[EXERCISE]
Word for word, retype every entry in the listing.
— BEGIN SUPPLIED DATA —
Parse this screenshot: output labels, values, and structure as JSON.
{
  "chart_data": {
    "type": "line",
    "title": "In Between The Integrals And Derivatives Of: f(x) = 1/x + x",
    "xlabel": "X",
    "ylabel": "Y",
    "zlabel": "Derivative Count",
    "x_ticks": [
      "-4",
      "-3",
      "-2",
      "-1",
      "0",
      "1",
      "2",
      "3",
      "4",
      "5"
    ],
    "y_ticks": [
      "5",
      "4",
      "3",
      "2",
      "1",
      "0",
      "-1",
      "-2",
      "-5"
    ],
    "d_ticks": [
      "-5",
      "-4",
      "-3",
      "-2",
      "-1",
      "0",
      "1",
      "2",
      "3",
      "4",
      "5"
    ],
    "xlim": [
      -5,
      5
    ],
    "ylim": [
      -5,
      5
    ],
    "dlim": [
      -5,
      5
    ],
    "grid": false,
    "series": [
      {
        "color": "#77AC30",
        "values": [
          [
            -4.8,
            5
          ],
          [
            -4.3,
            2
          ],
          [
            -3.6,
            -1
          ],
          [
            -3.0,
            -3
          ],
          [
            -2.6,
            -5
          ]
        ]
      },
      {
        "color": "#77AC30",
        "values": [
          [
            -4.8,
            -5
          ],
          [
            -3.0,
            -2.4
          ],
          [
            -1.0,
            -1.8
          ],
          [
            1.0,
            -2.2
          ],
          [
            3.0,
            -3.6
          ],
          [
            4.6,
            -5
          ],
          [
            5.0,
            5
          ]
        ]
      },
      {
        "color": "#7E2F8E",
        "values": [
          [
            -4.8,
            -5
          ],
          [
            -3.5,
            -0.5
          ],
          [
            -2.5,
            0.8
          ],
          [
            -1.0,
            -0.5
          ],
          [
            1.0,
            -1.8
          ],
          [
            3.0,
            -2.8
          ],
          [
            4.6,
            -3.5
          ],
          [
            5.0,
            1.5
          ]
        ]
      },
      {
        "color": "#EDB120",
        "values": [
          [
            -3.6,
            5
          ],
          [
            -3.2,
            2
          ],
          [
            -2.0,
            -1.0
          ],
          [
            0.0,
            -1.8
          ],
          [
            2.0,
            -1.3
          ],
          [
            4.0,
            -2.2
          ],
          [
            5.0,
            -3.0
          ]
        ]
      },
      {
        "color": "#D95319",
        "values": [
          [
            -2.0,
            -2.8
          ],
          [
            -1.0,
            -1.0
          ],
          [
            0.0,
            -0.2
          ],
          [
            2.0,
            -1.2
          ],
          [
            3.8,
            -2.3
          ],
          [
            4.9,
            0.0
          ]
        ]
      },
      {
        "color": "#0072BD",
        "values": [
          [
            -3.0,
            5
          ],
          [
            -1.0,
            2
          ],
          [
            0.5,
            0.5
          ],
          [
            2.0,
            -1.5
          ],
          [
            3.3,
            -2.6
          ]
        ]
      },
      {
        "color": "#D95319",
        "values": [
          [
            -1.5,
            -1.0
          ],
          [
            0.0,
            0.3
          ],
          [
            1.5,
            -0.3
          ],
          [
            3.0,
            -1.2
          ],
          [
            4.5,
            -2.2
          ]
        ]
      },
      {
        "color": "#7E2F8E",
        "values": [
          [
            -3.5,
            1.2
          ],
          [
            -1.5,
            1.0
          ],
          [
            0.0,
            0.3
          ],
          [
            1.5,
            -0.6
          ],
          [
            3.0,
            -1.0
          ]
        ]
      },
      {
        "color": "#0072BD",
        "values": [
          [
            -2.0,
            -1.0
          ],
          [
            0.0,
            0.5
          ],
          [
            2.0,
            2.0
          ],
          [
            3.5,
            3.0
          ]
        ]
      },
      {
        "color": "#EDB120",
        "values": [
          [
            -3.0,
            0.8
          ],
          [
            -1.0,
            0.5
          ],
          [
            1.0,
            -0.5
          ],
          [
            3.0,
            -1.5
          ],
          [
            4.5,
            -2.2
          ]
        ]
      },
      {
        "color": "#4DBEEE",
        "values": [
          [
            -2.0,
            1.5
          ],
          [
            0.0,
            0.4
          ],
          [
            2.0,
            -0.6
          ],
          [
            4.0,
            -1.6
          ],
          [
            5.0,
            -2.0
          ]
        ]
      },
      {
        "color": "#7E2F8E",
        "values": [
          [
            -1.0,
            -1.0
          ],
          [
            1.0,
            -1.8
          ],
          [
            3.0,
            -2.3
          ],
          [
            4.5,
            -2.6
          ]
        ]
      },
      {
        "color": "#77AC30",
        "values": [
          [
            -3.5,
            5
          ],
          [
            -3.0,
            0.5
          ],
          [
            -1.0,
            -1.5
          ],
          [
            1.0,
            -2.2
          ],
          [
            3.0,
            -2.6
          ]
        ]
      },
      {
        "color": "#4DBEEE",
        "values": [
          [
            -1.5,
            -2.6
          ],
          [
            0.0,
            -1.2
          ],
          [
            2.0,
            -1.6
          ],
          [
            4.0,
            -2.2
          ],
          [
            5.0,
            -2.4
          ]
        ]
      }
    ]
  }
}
— END SUPPLIED DATA —
[IN RESPONSE]
Parse this screenshot: output labels, values, and structure as JSON.
{
  "chart_data": {
    "type": "line",
    "title": "In Between The Integrals And Derivatives Of: f(x) = 1/x + x",
    "xlabel": "X",
    "ylabel": "Y",
    "zlabel": "Derivative Count",
    "x_ticks": [
      "-4",
      "-3",
      "-2",
      "-1",
      "0",
      "1",
      "2",
      "3",
      "4",
      "5"
    ],
    "y_ticks": [
      "5",
      "4",
      "3",
      "2",
      "1",
      "0",
      "-1",
      "-2",
      "-5"
    ],
    "d_ticks": [
      "-5",
      "-4",
      "-3",
      "-2",
      "-1",
      "0",
      "1",
      "2",
      "3",
      "4",
      "5"
    ],
    "xlim": [
      -5,
      5
    ],
    "ylim": [
      -5,
      5
    ],
    "dlim": [
      -5,
      5
    ],
    "grid": false,
    "series": [
      {
        "color": "#77AC30",
        "values": [
          [
            -4.8,
            5
          ],
          [
            -4.3,
            2
          ],
          [
            -3.6,
            -1
          ],
          [
            -3.0,
            -3
          ],
          [
            -2.6,
            -5
          ]
        ]
      },
      {
        "color": "#77AC30",
        "values": [
          [
            -4.8,
            -5
          ],
          [
            -3.0,
            -2.4
          ],
          [
            -1.0,
            -1.8
          ],
          [
            1.0,
            -2.2
          ],
          [
            3.0,
            -3.6
          ],
          [
            4.6,
            -5
          ],
          [
            5.0,
            5
          ]
        ]
      },
      {
        "color": "#7E2F8E",
        "values": [
          [
            -4.8,
            -5
          ],
          [
            -3.5,
            -0.5
          ],
          [
            -2.5,
            0.8
          ],
          [
            -1.0,
            -0.5
          ],
          [
            1.0,
            -1.8
          ],
          [
            3.0,
            -2.8
          ],
          [
            4.6,
            -3.5
          ],
          [
            5.0,
            1.5
          ]
        ]
      },
      {
        "color": "#EDB120",
        "values": [
          [
            -3.6,
            5
          ],
          [
            -3.2,
            2
          ],
          [
            -2.0,
            -1.0
          ],
          [
            0.0,
            -1.8
          ],
          [
            2.0,
            -1.3
          ],
          [
            4.0,
            -2.2
          ],
          [
            5.0,
            -3.0
          ]
        ]
      },
      {
        "color": "#D95319",
        "values": [
          [
            -2.0,
            -2.8
          ],
          [
            -1.0,
            -1.0
          ],
          [
            0.0,
            -0.2
          ],
          [
            2.0,
            -1.2
          ],
          [
            3.8,
            -2.3
          ],
          [
            4.9,
            0.0
          ]
        ]
      },
      {
        "color": "#0072BD",
        "values": [
          [
            -3.0,
            5
          ],
          [
            -1.0,
            2
          ],
          [
            0.5,
            0.5
          ],
          [
            2.0,
            -1.5
          ],
          [
            3.3,
            -2.6
          ]
        ]
      },
      {
        "color": "#D95319",
        "values": [
          [
            -1.5,
            -1.0
          ],
          [
            0.0,
            0.3
          ],
          [
            1.5,
            -0.3
          ],
          [
            3.0,
            -1.2
          ],
          [
            4.5,
            -2.2
          ]
        ]
      },
      {
        "color": "#7E2F8E",
        "values": [
          [
            -3.5,
            1.2
          ],
          [
            -1.5,
            1.0
          ],
          [
            0.0,
            0.3
          ],
          [
            1.5,
            -0.6
          ],
          [
            3.0,
            -1.0
          ]
        ]
      },
      {
        "color": "#0072BD",
        "values": [
          [
            -2.0,
            -1.0
          ],
          [
            0.0,
            0.5
          ],
          [
            2.0,
            2.0
          ],
          [
            3.5,
            3.0
          ]
        ]
      },
      {
        "color": "#EDB120",
        "values": [
          [
            -3.0,
            0.8
          ],
          [
            -1.0,
            0.5
          ],
          [
            1.0,
            -0.5
          ],
          [
            3.0,
            -1.5
          ],
          [
            4.5,
            -2.2
          ]
        ]
      },
      {
        "color": "#4DBEEE",
        "values": [
          [
            -2.0,
            1.5
          ],
          [
            0.0,
            0.4
          ],
          [
            2.0,
            -0.6
          ],
          [
            4.0,
            -1.6
          ],
          [
            5.0,
            -2.0
          ]
        ]
      },
      {
        "color": "#7E2F8E",
        "values": [
          [
            -1.0,
            -1.0
          ],
          [
            1.0,
            -1.8
          ],
          [
            3.0,
            -2.3
          ],
          [
            4.5,
            -2.6
          ]
        ]
      },
      {
        "color": "#77AC30",
        "values": [
          [
            -3.5,
            5
          ],
          [
            -3.0,
            0.5
          ],
          [
            -1.0,
            -1.5
          ],
          [
            1.0,
            -2.2
          ],
          [
            3.0,
            -2.6
          ]
        ]
      },
      {
        "color": "#4DBEEE",
        "values": [
          [
            -1.5,
            -2.6
          ],
          [
            0.0,
            -1.2
          ],
          [
            2.0,
            -1.6
          ],
          [
            4.0,
            -2.2
          ],
          [
            5.0,
            -2.4
          ]
        ]
      }
    ]
  }
}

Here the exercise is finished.